### [Task directions]
Below are records; work out how many of their lines hold the string "into" and give that number alone.

── Stored rows

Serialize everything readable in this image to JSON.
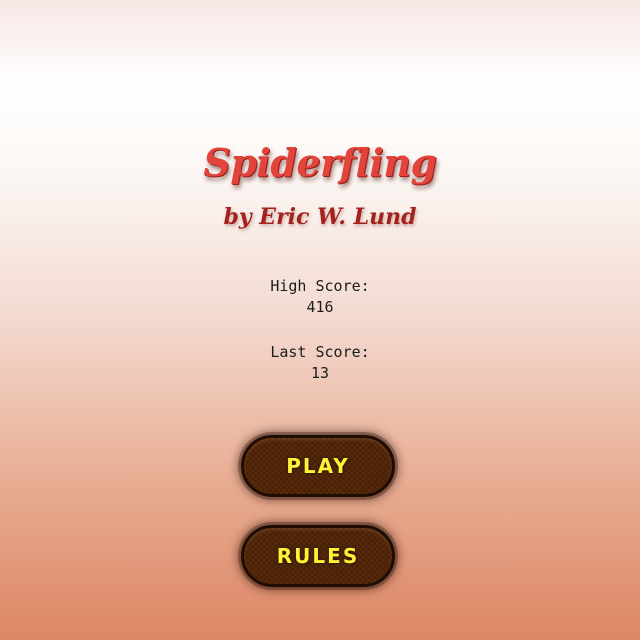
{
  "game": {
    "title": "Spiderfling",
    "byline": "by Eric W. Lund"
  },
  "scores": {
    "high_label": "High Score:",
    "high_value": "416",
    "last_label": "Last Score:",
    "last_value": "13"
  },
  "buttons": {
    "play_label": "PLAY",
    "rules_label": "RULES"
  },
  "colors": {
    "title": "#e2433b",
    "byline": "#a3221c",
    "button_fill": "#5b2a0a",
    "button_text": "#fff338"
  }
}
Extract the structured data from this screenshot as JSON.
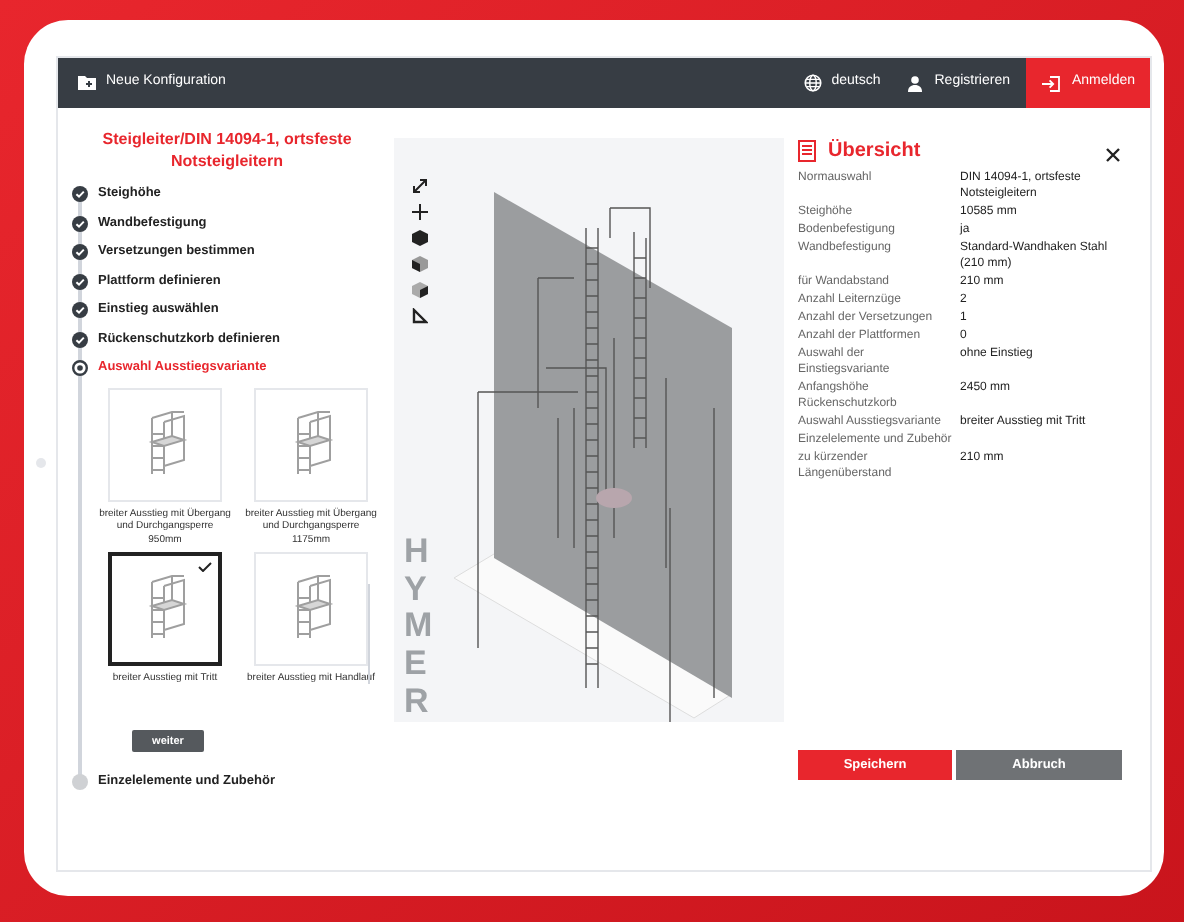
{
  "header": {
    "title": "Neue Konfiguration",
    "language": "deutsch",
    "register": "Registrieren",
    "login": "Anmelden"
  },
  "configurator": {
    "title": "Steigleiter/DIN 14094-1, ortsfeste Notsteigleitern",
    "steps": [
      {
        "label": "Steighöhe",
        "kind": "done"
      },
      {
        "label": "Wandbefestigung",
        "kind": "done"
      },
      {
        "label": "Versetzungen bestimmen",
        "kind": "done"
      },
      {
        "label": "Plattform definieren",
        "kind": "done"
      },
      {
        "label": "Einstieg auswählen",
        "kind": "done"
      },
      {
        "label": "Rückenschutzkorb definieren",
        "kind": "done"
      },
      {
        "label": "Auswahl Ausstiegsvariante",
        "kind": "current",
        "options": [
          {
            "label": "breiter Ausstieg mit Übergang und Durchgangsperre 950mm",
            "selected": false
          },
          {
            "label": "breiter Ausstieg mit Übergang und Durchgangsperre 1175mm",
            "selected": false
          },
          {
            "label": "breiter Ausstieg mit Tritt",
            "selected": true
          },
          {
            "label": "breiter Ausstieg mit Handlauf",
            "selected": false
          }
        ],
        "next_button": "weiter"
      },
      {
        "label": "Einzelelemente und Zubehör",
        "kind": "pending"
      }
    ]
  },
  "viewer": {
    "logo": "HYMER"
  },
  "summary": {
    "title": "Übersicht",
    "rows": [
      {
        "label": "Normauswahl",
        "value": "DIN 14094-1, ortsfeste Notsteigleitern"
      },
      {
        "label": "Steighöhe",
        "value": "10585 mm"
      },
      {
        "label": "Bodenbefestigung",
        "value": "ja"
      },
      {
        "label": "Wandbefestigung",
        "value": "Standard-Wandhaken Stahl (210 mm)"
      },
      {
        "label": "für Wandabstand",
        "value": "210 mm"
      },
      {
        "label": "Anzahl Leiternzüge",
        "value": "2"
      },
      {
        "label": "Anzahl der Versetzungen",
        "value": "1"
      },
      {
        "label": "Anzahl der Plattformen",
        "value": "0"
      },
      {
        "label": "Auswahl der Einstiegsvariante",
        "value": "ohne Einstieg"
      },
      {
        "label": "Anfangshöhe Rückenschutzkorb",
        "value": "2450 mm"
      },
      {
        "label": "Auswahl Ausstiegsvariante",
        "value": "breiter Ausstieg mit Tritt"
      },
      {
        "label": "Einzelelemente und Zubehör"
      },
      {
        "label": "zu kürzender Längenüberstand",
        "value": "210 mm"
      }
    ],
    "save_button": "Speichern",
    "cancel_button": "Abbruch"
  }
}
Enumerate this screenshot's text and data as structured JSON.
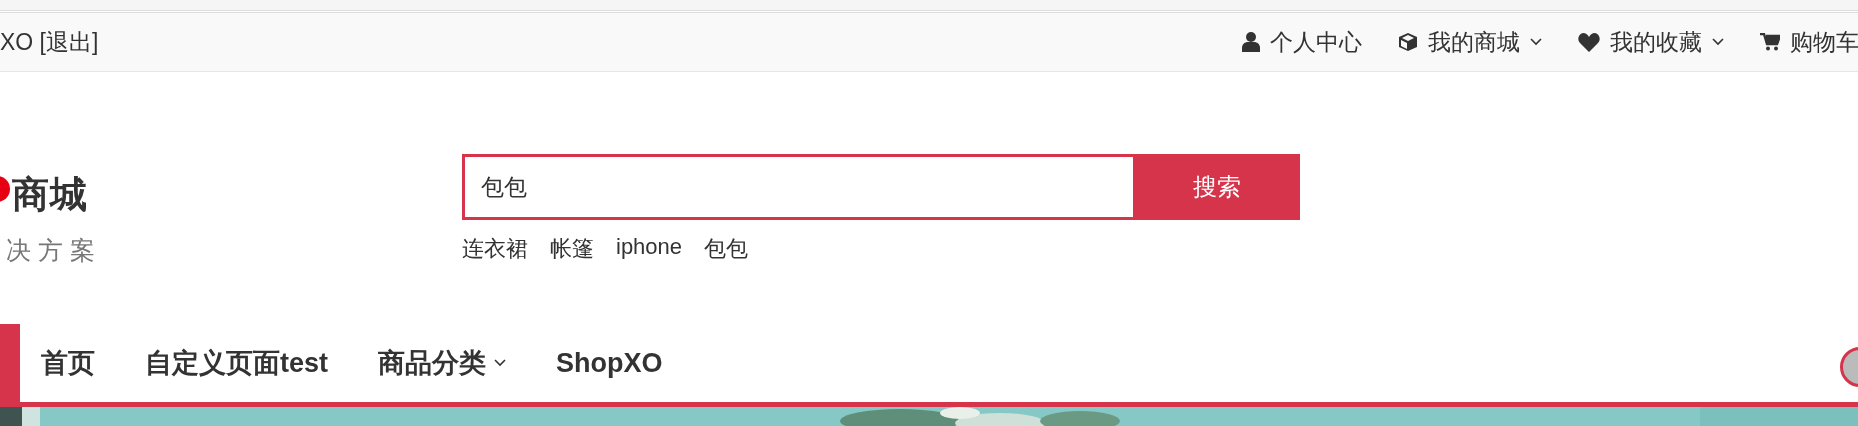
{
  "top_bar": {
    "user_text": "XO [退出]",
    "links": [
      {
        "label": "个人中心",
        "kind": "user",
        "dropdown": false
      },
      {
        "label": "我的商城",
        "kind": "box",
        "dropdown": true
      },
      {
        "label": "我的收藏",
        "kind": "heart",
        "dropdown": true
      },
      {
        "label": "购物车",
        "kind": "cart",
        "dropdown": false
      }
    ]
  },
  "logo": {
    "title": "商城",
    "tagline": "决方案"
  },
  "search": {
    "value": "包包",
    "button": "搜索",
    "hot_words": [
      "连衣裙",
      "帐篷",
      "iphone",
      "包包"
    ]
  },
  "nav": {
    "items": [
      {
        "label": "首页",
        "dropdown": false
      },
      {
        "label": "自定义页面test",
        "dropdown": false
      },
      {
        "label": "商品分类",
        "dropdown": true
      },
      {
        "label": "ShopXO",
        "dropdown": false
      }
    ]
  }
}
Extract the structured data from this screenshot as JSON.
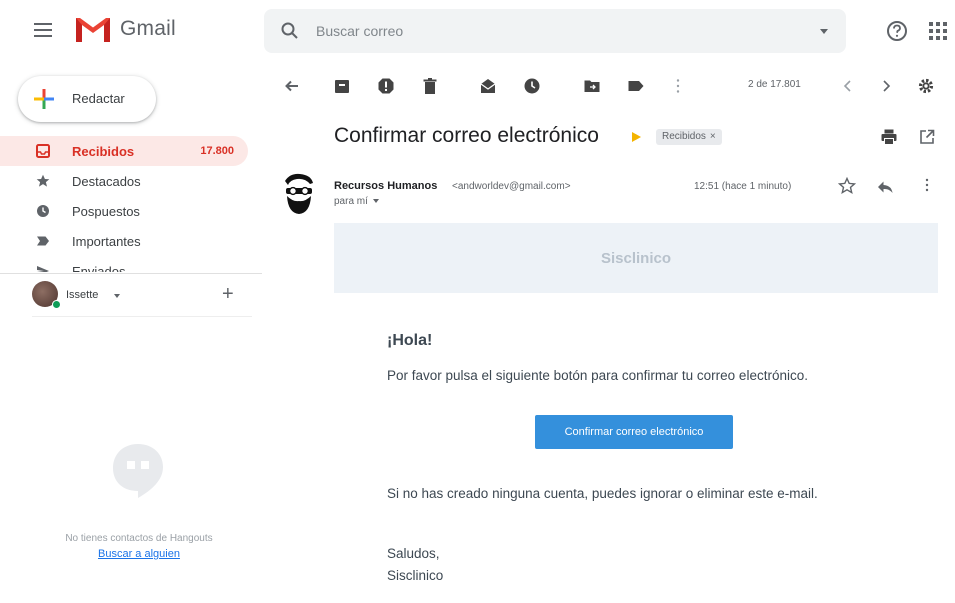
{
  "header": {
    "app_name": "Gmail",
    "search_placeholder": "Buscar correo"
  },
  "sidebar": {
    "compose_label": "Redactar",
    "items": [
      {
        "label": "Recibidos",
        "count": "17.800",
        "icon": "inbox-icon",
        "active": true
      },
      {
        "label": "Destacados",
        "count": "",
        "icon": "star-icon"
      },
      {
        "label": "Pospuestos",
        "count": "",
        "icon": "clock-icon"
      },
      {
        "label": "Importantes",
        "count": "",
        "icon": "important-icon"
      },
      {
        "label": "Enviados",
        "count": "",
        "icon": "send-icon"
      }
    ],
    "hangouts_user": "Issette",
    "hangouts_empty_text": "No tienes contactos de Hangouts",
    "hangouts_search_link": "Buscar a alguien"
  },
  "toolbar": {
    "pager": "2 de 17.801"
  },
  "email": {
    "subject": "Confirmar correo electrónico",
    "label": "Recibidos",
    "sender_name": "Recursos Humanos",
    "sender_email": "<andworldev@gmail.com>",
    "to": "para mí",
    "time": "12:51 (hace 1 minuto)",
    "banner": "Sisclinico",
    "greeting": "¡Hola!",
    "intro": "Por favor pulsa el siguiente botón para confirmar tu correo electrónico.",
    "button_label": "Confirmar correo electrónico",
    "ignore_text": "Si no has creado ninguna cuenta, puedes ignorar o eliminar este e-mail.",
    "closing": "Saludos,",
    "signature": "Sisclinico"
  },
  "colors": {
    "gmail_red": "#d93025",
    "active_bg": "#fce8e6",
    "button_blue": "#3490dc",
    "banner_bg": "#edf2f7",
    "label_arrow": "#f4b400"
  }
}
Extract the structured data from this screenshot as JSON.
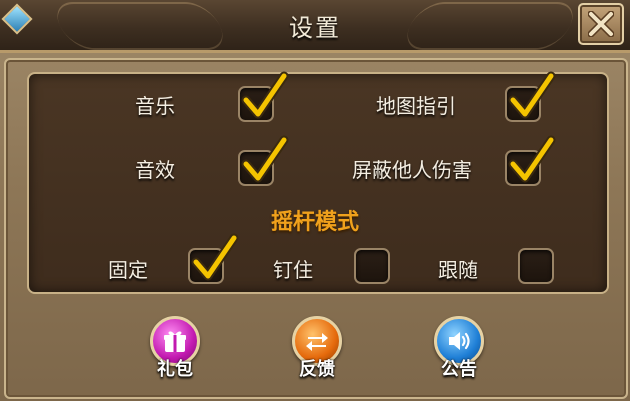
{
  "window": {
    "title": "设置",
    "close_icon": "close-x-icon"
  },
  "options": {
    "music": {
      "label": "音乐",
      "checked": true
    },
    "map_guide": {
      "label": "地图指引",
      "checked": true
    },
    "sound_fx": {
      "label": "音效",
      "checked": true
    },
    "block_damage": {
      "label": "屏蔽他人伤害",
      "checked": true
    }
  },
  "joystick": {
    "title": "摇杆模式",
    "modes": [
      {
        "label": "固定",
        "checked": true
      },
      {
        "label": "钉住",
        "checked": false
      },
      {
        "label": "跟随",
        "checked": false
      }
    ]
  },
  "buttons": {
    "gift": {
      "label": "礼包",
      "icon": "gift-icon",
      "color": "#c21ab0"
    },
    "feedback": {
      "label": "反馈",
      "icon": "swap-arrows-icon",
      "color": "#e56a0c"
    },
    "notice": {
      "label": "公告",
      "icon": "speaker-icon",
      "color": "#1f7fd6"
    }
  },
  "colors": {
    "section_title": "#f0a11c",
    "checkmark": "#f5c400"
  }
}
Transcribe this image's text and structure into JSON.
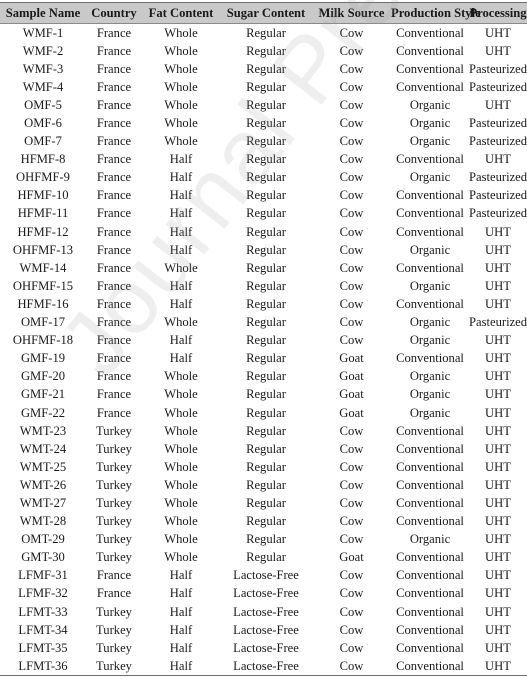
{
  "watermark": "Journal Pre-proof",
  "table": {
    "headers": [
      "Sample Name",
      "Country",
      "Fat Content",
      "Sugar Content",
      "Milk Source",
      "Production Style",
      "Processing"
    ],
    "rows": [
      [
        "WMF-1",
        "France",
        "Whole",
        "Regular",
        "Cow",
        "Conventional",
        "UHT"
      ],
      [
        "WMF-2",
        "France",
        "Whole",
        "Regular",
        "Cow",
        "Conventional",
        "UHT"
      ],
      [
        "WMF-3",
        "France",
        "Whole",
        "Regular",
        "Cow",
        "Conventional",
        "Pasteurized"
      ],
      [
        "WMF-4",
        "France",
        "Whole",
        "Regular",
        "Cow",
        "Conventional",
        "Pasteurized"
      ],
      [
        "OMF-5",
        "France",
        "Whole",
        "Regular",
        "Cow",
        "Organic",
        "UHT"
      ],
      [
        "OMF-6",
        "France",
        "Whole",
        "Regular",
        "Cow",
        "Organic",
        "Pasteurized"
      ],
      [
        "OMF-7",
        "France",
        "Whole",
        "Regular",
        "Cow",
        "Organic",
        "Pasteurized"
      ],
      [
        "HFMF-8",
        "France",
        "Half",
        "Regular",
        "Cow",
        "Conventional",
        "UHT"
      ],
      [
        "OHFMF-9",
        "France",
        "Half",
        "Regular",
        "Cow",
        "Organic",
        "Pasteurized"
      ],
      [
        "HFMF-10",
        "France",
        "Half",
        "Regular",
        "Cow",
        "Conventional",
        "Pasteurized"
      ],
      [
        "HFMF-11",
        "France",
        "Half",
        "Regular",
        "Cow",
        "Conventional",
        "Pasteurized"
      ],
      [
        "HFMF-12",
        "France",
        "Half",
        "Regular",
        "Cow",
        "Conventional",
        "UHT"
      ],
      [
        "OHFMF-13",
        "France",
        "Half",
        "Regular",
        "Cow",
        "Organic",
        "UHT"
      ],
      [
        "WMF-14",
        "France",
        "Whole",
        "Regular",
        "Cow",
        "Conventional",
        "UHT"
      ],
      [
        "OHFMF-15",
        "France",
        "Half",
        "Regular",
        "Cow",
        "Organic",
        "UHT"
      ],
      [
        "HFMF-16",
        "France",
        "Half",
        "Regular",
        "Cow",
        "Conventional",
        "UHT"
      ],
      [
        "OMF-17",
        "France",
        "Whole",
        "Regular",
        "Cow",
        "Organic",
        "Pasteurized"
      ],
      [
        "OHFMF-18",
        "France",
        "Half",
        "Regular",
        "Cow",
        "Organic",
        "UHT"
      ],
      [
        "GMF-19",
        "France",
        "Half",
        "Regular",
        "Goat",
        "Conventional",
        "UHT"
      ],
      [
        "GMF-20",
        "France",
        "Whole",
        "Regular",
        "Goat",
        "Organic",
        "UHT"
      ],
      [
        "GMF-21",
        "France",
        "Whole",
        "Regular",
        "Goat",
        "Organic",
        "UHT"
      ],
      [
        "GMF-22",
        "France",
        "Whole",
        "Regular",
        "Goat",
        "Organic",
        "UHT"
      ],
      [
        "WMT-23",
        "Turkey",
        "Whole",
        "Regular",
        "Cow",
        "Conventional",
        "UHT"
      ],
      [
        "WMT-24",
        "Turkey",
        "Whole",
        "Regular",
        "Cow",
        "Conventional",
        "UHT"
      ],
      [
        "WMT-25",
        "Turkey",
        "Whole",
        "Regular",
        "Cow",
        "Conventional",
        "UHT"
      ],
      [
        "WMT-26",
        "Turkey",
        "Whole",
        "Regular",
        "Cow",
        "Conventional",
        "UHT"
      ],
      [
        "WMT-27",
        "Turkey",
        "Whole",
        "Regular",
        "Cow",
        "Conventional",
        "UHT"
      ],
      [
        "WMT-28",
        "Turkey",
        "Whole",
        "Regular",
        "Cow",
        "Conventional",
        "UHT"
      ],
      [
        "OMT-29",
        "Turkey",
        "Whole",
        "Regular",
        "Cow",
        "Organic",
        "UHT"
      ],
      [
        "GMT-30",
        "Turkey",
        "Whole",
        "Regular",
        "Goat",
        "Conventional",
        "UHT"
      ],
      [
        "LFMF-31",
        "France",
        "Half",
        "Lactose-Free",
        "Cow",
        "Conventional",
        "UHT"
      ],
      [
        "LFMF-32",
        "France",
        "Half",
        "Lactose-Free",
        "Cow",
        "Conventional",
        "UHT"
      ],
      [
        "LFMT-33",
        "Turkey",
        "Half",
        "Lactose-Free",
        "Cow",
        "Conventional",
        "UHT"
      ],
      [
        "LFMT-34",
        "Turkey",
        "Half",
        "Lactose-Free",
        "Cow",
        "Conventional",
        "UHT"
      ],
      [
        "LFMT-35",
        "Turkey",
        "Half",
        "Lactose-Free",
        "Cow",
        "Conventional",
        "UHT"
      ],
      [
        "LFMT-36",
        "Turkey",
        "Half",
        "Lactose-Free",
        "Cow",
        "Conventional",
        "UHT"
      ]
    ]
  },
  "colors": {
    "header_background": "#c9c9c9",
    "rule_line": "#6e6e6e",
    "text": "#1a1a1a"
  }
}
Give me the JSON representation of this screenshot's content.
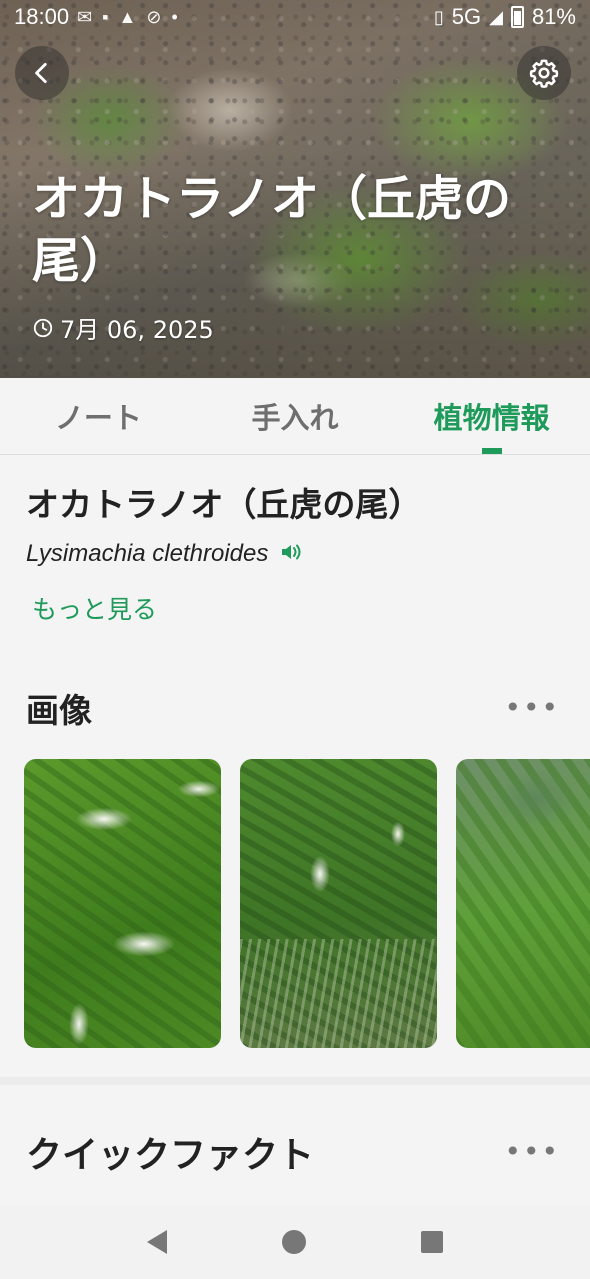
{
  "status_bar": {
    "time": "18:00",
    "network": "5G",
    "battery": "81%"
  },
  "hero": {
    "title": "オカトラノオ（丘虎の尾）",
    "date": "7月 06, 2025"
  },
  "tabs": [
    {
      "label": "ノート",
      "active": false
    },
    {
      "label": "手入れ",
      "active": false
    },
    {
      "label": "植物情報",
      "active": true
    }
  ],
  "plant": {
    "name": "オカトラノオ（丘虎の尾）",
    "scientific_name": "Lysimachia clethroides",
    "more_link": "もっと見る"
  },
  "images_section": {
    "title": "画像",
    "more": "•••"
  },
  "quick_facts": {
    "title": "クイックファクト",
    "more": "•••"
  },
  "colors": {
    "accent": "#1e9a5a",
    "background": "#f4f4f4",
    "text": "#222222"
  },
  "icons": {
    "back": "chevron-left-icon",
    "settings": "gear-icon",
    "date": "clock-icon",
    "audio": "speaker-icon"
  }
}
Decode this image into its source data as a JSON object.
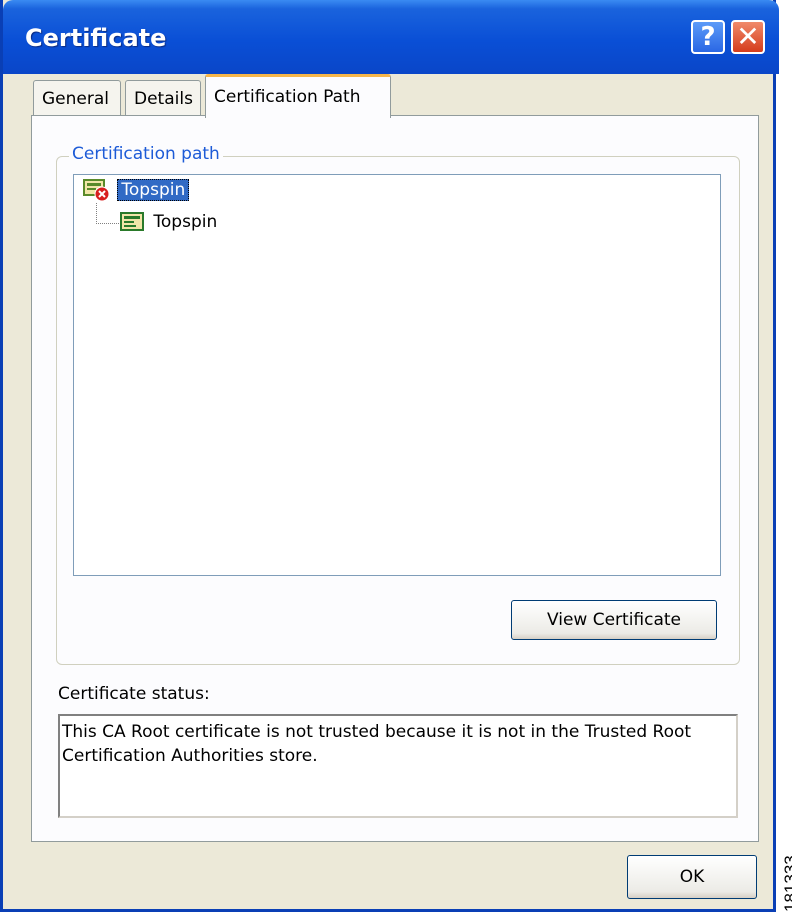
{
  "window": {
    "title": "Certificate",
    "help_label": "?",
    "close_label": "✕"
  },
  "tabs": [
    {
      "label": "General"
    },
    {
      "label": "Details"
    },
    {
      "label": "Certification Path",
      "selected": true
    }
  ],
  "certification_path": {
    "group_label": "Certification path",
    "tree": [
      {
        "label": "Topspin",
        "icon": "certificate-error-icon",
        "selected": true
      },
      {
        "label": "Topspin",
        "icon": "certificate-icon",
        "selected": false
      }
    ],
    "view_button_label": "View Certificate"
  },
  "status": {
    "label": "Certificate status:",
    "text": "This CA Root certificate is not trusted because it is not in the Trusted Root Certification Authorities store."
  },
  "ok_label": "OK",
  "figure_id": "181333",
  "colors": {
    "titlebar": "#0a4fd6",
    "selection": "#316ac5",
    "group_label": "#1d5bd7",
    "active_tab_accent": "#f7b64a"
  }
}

────

### [Result for this task]
2